---------- DATA EXTRACT
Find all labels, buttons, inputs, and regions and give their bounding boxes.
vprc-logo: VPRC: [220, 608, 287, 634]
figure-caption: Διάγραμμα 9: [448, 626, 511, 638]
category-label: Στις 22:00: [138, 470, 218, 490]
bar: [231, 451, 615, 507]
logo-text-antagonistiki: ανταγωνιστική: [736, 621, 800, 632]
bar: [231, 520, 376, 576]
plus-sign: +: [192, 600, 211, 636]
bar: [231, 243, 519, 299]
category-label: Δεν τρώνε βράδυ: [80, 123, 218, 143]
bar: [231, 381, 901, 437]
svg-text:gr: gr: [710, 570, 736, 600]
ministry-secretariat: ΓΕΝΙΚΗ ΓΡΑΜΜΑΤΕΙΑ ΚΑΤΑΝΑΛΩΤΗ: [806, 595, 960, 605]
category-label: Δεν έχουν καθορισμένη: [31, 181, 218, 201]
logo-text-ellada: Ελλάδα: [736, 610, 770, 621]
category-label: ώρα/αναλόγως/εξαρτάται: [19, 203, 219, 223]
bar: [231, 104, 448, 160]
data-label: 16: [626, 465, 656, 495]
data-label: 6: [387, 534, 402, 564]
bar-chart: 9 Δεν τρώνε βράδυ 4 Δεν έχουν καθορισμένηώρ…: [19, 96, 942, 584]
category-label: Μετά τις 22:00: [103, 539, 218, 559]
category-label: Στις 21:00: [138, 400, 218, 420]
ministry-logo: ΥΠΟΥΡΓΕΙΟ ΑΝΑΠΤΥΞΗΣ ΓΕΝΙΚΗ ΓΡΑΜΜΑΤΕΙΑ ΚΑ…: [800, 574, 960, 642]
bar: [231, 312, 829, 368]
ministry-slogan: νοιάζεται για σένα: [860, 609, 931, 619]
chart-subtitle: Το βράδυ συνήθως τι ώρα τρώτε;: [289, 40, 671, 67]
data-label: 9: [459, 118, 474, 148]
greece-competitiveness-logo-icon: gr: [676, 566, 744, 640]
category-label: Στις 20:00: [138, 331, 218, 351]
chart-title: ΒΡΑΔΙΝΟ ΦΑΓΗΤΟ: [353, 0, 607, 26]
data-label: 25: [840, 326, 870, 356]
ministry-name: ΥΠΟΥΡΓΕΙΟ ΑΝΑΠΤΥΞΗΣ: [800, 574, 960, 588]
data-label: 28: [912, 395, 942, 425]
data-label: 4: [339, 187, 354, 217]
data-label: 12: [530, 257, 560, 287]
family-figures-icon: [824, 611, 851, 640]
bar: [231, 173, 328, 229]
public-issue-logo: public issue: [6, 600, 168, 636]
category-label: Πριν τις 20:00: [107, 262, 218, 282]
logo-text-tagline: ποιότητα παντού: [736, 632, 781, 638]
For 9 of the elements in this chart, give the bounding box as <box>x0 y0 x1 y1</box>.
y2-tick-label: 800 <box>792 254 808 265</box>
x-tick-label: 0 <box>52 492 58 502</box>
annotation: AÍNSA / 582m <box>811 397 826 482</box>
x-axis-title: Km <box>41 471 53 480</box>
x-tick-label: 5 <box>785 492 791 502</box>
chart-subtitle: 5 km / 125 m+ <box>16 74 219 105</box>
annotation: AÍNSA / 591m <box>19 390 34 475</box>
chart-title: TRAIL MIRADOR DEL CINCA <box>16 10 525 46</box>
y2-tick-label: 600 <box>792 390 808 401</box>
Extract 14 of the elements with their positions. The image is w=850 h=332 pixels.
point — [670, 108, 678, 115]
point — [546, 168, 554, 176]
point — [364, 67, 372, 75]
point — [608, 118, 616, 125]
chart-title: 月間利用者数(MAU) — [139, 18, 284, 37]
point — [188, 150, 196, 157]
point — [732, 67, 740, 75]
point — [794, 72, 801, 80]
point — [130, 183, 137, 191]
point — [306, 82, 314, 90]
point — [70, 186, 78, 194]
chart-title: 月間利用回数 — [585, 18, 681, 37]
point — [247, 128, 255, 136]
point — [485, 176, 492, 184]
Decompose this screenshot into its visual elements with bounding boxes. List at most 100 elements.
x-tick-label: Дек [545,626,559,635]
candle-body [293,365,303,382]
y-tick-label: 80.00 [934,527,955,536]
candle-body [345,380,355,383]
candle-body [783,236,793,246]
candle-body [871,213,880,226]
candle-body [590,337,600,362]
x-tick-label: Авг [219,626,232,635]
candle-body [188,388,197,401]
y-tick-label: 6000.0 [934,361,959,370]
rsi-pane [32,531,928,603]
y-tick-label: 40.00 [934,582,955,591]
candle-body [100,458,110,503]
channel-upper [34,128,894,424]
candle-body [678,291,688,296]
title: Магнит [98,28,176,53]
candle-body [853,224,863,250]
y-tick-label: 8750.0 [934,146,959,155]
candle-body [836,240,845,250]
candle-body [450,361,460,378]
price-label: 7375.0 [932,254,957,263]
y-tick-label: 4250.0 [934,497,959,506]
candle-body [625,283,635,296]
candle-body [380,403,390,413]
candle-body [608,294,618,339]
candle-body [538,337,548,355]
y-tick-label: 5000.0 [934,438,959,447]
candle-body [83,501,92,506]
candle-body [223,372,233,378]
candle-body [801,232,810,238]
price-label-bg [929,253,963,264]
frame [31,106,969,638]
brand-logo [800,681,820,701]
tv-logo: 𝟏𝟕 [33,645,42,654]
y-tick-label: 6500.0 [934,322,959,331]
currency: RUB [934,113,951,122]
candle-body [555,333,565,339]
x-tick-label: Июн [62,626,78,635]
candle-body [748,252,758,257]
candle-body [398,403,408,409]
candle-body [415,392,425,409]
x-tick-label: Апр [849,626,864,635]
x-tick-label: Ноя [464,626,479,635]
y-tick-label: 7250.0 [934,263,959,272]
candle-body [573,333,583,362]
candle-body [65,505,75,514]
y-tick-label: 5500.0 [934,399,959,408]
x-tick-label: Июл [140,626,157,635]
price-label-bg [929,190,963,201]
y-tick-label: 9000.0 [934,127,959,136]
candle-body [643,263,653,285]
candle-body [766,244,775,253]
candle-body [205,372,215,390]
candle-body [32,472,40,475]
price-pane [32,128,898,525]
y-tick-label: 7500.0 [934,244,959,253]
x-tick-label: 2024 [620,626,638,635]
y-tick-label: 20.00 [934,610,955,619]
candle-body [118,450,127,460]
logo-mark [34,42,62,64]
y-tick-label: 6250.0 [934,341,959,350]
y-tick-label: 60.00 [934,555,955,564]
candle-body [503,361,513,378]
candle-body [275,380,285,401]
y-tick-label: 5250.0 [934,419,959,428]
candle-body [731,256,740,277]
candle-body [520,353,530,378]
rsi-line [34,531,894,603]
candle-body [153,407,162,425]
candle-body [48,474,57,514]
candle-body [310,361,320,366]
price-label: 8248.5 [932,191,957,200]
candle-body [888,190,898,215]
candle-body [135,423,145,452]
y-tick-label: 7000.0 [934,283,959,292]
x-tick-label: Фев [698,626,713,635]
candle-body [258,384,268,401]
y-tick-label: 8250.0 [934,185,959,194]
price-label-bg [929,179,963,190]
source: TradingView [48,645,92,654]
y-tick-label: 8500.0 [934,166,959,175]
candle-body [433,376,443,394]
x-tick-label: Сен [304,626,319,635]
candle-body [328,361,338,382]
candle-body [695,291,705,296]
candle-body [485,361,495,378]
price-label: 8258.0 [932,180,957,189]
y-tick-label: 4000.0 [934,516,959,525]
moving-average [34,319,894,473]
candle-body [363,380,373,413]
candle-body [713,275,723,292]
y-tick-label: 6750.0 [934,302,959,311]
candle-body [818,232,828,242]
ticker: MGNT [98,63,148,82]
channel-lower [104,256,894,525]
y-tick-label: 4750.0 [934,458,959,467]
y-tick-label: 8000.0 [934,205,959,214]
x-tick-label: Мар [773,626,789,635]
--------------------
- _STATED GOAL_: Convert every line of the material above into a Markdown table with the columns "No." and "Line". Give each line its own row with its row number, and omit blank lines.

- _CORRECT ANSWER_:
| No. | Line |
|---|---|
| 1 | Find all labels, buttons, inputs, and regions and give their bounding boxes. |
| 2 | vprc-logo: VPRC: [220, 608, 287, 634] |
| 3 | figure-caption: Διάγραμμα 9: [448, 626, 511, 638] |
| 4 | category-label: Στις 22:00: [138, 470, 218, 490] |
| 5 | bar: [231, 451, 615, 507] |
| 6 | logo-text-antagonistiki: ανταγωνιστική: [736, 621, 800, 632] |
| 7 | bar: [231, 520, 376, 576] |
| 8 | plus-sign: +: [192, 600, 211, 636] |
| 9 | bar: [231, 243, 519, 299] |
| 10 | category-label: Δεν τρώνε βράδυ: [80, 123, 218, 143] |
| 11 | bar: [231, 381, 901, 437] |
| 12 | svg-text:gr: gr: [710, 570, 736, 600] |
| 13 | ministry-secretariat: ΓΕΝΙΚΗ ΓΡΑΜΜΑΤΕΙΑ ΚΑΤΑΝΑΛΩΤΗ: [806, 595, 960, 605] |
| 14 | category-label: Δεν έχουν καθορισμένη: [31, 181, 218, 201] |
| 15 | logo-text-ellada: Ελλάδα: [736, 610, 770, 621] |
| 16 | category-label: ώρα/αναλόγως/εξαρτάται: [19, 203, 219, 223] |
| 17 | bar: [231, 104, 448, 160] |
| 18 | data-label: 16: [626, 465, 656, 495] |
| 19 | data-label: 6: [387, 534, 402, 564] |
| 20 | bar-chart: 9 Δεν τρώνε βράδυ 4 Δεν έχουν καθορισμένηώρ…: [19, 96, 942, 584] |
| 21 | category-label: Μετά τις 22:00: [103, 539, 218, 559] |
| 22 | category-label: Στις 21:00: [138, 400, 218, 420] |
| 23 | ministry-logo: ΥΠΟΥΡΓΕΙΟ ΑΝΑΠΤΥΞΗΣ ΓΕΝΙΚΗ ΓΡΑΜΜΑΤΕΙΑ ΚΑ…: [800, 574, 960, 642] |
| 24 | bar: [231, 312, 829, 368] |
| 25 | ministry-slogan: νοιάζεται για σένα: [860, 609, 931, 619] |
| 26 | chart-subtitle: Το βράδυ συνήθως τι ώρα τρώτε;: [289, 40, 671, 67] |
| 27 | data-label: 9: [459, 118, 474, 148] |
| 28 | greece-competitiveness-logo-icon: gr: [676, 566, 744, 640] |
| 29 | category-label: Στις 20:00: [138, 331, 218, 351] |
| 30 | chart-title: ΒΡΑΔΙΝΟ ΦΑΓΗΤΟ: [353, 0, 607, 26] |
| 31 | data-label: 25: [840, 326, 870, 356] |
| 32 | ministry-name: ΥΠΟΥΡΓΕΙΟ ΑΝΑΠΤΥΞΗΣ: [800, 574, 960, 588] |
| 33 | data-label: 28: [912, 395, 942, 425] |
| 34 | data-label: 4: [339, 187, 354, 217] |
| 35 | data-label: 12: [530, 257, 560, 287] |
| 36 | family-figures-icon: [824, 611, 851, 640] |
| 37 | bar: [231, 173, 328, 229] |
| 38 | public-issue-logo: public issue: [6, 600, 168, 636] |
| 39 | category-label: Πριν τις 20:00: [107, 262, 218, 282] |
| 40 | logo-text-tagline: ποιότητα παντού: [736, 632, 781, 638] |
| 41 | For 9 of the elements in this chart, give the bounding box as <box>x0 y0 x1 y1</box>. |
| 42 | y2-tick-label: 800 <box>792 254 808 265</box> |
| 43 | x-tick-label: 0 <box>52 492 58 502</box> |
| 44 | annotation: AÍNSA / 582m <box>811 397 826 482</box> |
| 45 | x-axis-title: Km <box>41 471 53 480</box> |
| 46 | x-tick-label: 5 <box>785 492 791 502</box> |
| 47 | chart-subtitle: 5 km / 125 m+ <box>16 74 219 105</box> |
| 48 | annotation: AÍNSA / 591m <box>19 390 34 475</box> |
| 49 | chart-title: TRAIL MIRADOR DEL CINCA <box>16 10 525 46</box> |
| 50 | y2-tick-label: 600 <box>792 390 808 401</box> |
| 51 | Extract 14 of the elements with their positions. The image is w=850 h=332 pixels. |
| 52 | point — [670, 108, 678, 115] |
| 53 | point — [546, 168, 554, 176] |
| 54 | point — [364, 67, 372, 75] |
| 55 | point — [608, 118, 616, 125] |
| 56 | chart-title: 月間利用者数(MAU) — [139, 18, 284, 37] |
| 57 | point — [188, 150, 196, 157] |
| 58 | point — [732, 67, 740, 75] |
| 59 | point — [794, 72, 801, 80] |
| 60 | point — [130, 183, 137, 191] |
| 61 | point — [306, 82, 314, 90] |
| 62 | point — [70, 186, 78, 194] |
| 63 | chart-title: 月間利用回数 — [585, 18, 681, 37] |
| 64 | point — [247, 128, 255, 136] |
| 65 | point — [485, 176, 492, 184] |
| 66 | Decompose this screenshot into its visual elements with bounding boxes. List at most 100 elements. |
| 67 | x-tick-label: Дек [545,626,559,635] |
| 68 | candle-body [293,365,303,382] |
| 69 | y-tick-label: 80.00 [934,527,955,536] |
| 70 | candle-body [345,380,355,383] |
| 71 | candle-body [783,236,793,246] |
| 72 | candle-body [871,213,880,226] |
| 73 | candle-body [590,337,600,362] |
| 74 | x-tick-label: Авг [219,626,232,635] |
| 75 | candle-body [188,388,197,401] |
| 76 | y-tick-label: 6000.0 [934,361,959,370] |
| 77 | rsi-pane [32,531,928,603] |
| 78 | y-tick-label: 40.00 [934,582,955,591] |
| 79 | candle-body [100,458,110,503] |
| 80 | channel-upper [34,128,894,424] |
| 81 | candle-body [678,291,688,296] |
| 82 | title: Магнит [98,28,176,53] |
| 83 | candle-body [853,224,863,250] |
| 84 | y-tick-label: 8750.0 [934,146,959,155] |
| 85 | candle-body [836,240,845,250] |
| 86 | candle-body [450,361,460,378] |
| 87 | price-label: 7375.0 [932,254,957,263] |
| 88 | y-tick-label: 4250.0 [934,497,959,506] |
| 89 | candle-body [625,283,635,296] |
| 90 | candle-body [380,403,390,413] |
| 91 | candle-body [608,294,618,339] |
| 92 | candle-body [538,337,548,355] |
| 93 | y-tick-label: 5000.0 [934,438,959,447] |
| 94 | candle-body [83,501,92,506] |
| 95 | candle-body [223,372,233,378] |
| 96 | candle-body [801,232,810,238] |
| 97 | price-label-bg [929,253,963,264] |
| 98 | frame [31,106,969,638] |
| 99 | brand-logo [800,681,820,701] |
| 100 | tv-logo: 𝟏𝟕 [33,645,42,654] |
| 101 | y-tick-label: 6500.0 [934,322,959,331] |
| 102 | currency: RUB [934,113,951,122] |
| 103 | candle-body [555,333,565,339] |
| 104 | x-tick-label: Июн [62,626,78,635] |
| 105 | candle-body [748,252,758,257] |
| 106 | candle-body [398,403,408,409] |
| 107 | candle-body [415,392,425,409] |
| 108 | x-tick-label: Апр [849,626,864,635] |
| 109 | x-tick-label: Ноя [464,626,479,635] |
| 110 | y-tick-label: 7250.0 [934,263,959,272] |
| 111 | candle-body [573,333,583,362] |
| 112 | candle-body [65,505,75,514] |
| 113 | y-tick-label: 5500.0 [934,399,959,408] |
| 114 | x-tick-label: Июл [140,626,157,635] |
| 115 | price-label-bg [929,190,963,201] |
| 116 | y-tick-label: 9000.0 [934,127,959,136] |
| 117 | candle-body [643,263,653,285] |
| 118 | candle-body [766,244,775,253] |
| 119 | candle-body [205,372,215,390] |
| 120 | candle-body [32,472,40,475] |
| 121 | price-pane [32,128,898,525] |
| 122 | y-tick-label: 7500.0 [934,244,959,253] |
| 123 | x-tick-label: 2024 [620,626,638,635] |
| 124 | y-tick-label: 20.00 [934,610,955,619] |
| 125 | candle-body [118,450,127,460] |
| 126 | logo-mark [34,42,62,64] |
| 127 | y-tick-label: 6250.0 [934,341,959,350] |
| 128 | y-tick-label: 60.00 [934,555,955,564] |
| 129 | candle-body [503,361,513,378] |
| 130 | candle-body [275,380,285,401] |
| 131 | y-tick-label: 5250.0 [934,419,959,428] |
| 132 | candle-body [731,256,740,277] |
| 133 | candle-body [520,353,530,378] |
| 134 | rsi-line [34,531,894,603] |
| 135 | candle-body [153,407,162,425] |
| 136 | candle-body [48,474,57,514] |
| 137 | candle-body [310,361,320,366] |
| 138 | price-label: 8248.5 [932,191,957,200] |
| 139 | candle-body [888,190,898,215] |
| 140 | candle-body [135,423,145,452] |
| 141 | y-tick-label: 7000.0 [934,283,959,292] |
| 142 | x-tick-label: Фев [698,626,713,635] |
| 143 | candle-body [258,384,268,401] |
| 144 | y-tick-label: 8250.0 [934,185,959,194] |
| 145 | price-label-bg [929,179,963,190] |
| 146 | source: TradingView [48,645,92,654] |
| 147 | y-tick-label: 8500.0 [934,166,959,175] |
| 148 | candle-body [433,376,443,394] |
| 149 | x-tick-label: Сен [304,626,319,635] |
| 150 | candle-body [328,361,338,382] |
| 151 | candle-body [695,291,705,296] |
| 152 | candle-body [485,361,495,378] |
| 153 | price-label: 8258.0 [932,180,957,189] |
| 154 | y-tick-label: 4000.0 [934,516,959,525] |
| 155 | moving-average [34,319,894,473] |
| 156 | candle-body [363,380,373,413] |
| 157 | candle-body [713,275,723,292] |
| 158 | y-tick-label: 6750.0 [934,302,959,311] |
| 159 | candle-body [818,232,828,242] |
| 160 | ticker: MGNT [98,63,148,82] |
| 161 | channel-lower [104,256,894,525] |
| 162 | y-tick-label: 4750.0 [934,458,959,467] |
| 163 | y-tick-label: 8000.0 [934,205,959,214] |
| 164 | x-tick-label: Мар [773,626,789,635] |